_Description of the task_.
Every line below should be repeated exactly.

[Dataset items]
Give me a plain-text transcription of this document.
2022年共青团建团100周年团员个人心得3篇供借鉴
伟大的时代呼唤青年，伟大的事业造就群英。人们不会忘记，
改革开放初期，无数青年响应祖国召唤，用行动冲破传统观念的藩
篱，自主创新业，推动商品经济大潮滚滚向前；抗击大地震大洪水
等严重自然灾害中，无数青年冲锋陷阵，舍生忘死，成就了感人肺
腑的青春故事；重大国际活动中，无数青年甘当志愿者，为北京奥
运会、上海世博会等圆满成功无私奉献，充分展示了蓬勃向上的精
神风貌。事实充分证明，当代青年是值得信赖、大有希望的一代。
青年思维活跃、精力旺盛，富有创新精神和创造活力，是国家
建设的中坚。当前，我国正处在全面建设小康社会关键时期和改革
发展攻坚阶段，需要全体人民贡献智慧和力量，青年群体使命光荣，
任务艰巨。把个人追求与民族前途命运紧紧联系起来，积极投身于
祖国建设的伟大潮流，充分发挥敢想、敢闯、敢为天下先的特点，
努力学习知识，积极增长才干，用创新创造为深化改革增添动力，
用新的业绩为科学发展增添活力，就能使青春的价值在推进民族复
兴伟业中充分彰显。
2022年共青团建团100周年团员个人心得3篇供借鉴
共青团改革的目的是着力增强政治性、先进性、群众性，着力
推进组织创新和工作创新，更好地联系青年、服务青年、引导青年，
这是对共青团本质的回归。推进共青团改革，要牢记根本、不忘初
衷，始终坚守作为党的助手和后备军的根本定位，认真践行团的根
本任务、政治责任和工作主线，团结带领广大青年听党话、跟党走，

_Correct answer_.
Give me a plain-text transcription of this document.
2022年共青团建团100周年团员个人心得3篇供借鉴
伟大的时代呼唤青年，伟大的事业造就群英。人们不会忘记，
改革开放初期，无数青年响应祖国召唤，用行动冲破传统观念的藩
篱，自主创新业，推动商品经济大潮滚滚向前；抗击大地震大洪水
等严重自然灾害中，无数青年冲锋陷阵，舍生忘死，成就了感人肺
腑的青春故事；重大国际活动中，无数青年甘当志愿者，为北京奥
运会、上海世博会等圆满成功无私奉献，充分展示了蓬勃向上的精
神风貌。事实充分证明，当代青年是值得信赖、大有希望的一代。
青年思维活跃、精力旺盛，富有创新精神和创造活力，是国家
建设的中坚。当前，我国正处在全面建设小康社会关键时期和改革
发展攻坚阶段，需要全体人民贡献智慧和力量，青年群体使命光荣，
任务艰巨。把个人追求与民族前途命运紧紧联系起来，积极投身于
祖国建设的伟大潮流，充分发挥敢想、敢闯、敢为天下先的特点，
努力学习知识，积极增长才干，用创新创造为深化改革增添动力，
用新的业绩为科学发展增添活力，就能使青春的价值在推进民族复
兴伟业中充分彰显。
2022年共青团建团100周年团员个人心得3篇供借鉴
共青团改革的目的是着力增强政治性、先进性、群众性，着力
推进组织创新和工作创新，更好地联系青年、服务青年、引导青年，
这是对共青团本质的回归。推进共青团改革，要牢记根本、不忘初
衷，始终坚守作为党的助手和后备军的根本定位，认真践行团的根
本任务、政治责任和工作主线，团结带领广大青年听党话、跟党走，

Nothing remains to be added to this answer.